• **Task prompt**
Give the data below again exactly as written, without its pictures.

---------- Records

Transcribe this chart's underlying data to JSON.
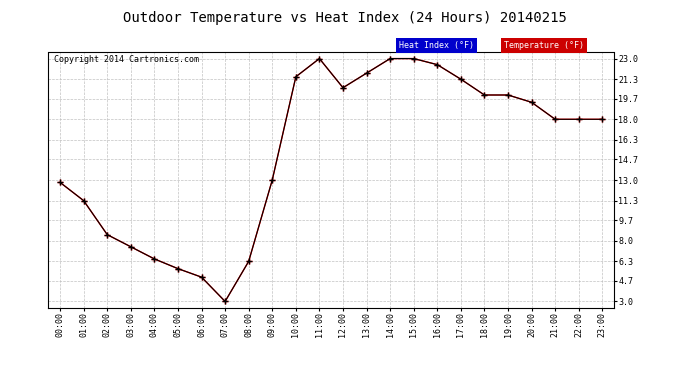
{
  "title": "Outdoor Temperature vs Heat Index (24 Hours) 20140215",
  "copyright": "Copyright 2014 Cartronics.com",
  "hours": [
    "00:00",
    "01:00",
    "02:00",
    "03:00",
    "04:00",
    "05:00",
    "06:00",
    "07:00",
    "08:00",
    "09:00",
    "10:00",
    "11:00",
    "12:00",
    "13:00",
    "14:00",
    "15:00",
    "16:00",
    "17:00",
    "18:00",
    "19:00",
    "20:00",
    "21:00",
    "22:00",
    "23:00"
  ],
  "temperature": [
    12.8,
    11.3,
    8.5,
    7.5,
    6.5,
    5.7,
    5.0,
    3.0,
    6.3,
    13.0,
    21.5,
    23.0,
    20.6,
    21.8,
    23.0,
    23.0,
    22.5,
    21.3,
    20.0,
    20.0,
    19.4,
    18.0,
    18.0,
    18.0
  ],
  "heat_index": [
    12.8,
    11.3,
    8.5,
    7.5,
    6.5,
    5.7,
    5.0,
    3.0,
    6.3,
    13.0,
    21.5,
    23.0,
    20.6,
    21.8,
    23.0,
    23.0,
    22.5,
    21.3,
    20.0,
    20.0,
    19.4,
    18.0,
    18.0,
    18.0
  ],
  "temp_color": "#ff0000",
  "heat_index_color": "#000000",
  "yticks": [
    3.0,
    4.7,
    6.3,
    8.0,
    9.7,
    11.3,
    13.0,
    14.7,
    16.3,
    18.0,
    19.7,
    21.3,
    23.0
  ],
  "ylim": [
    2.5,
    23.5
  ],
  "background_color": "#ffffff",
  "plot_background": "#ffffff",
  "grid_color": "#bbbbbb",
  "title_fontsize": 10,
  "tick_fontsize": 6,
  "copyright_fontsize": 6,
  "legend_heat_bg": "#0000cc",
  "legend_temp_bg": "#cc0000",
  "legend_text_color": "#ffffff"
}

--------------------

• **Full answer**
Transcribe this chart's underlying data to JSON.
{
  "title": "Outdoor Temperature vs Heat Index (24 Hours) 20140215",
  "copyright": "Copyright 2014 Cartronics.com",
  "hours": [
    "00:00",
    "01:00",
    "02:00",
    "03:00",
    "04:00",
    "05:00",
    "06:00",
    "07:00",
    "08:00",
    "09:00",
    "10:00",
    "11:00",
    "12:00",
    "13:00",
    "14:00",
    "15:00",
    "16:00",
    "17:00",
    "18:00",
    "19:00",
    "20:00",
    "21:00",
    "22:00",
    "23:00"
  ],
  "temperature": [
    12.8,
    11.3,
    8.5,
    7.5,
    6.5,
    5.7,
    5.0,
    3.0,
    6.3,
    13.0,
    21.5,
    23.0,
    20.6,
    21.8,
    23.0,
    23.0,
    22.5,
    21.3,
    20.0,
    20.0,
    19.4,
    18.0,
    18.0,
    18.0
  ],
  "heat_index": [
    12.8,
    11.3,
    8.5,
    7.5,
    6.5,
    5.7,
    5.0,
    3.0,
    6.3,
    13.0,
    21.5,
    23.0,
    20.6,
    21.8,
    23.0,
    23.0,
    22.5,
    21.3,
    20.0,
    20.0,
    19.4,
    18.0,
    18.0,
    18.0
  ],
  "temp_color": "#ff0000",
  "heat_index_color": "#000000",
  "yticks": [
    3.0,
    4.7,
    6.3,
    8.0,
    9.7,
    11.3,
    13.0,
    14.7,
    16.3,
    18.0,
    19.7,
    21.3,
    23.0
  ],
  "ylim": [
    2.5,
    23.5
  ],
  "background_color": "#ffffff",
  "plot_background": "#ffffff",
  "grid_color": "#bbbbbb",
  "title_fontsize": 10,
  "tick_fontsize": 6,
  "copyright_fontsize": 6,
  "legend_heat_bg": "#0000cc",
  "legend_temp_bg": "#cc0000",
  "legend_text_color": "#ffffff"
}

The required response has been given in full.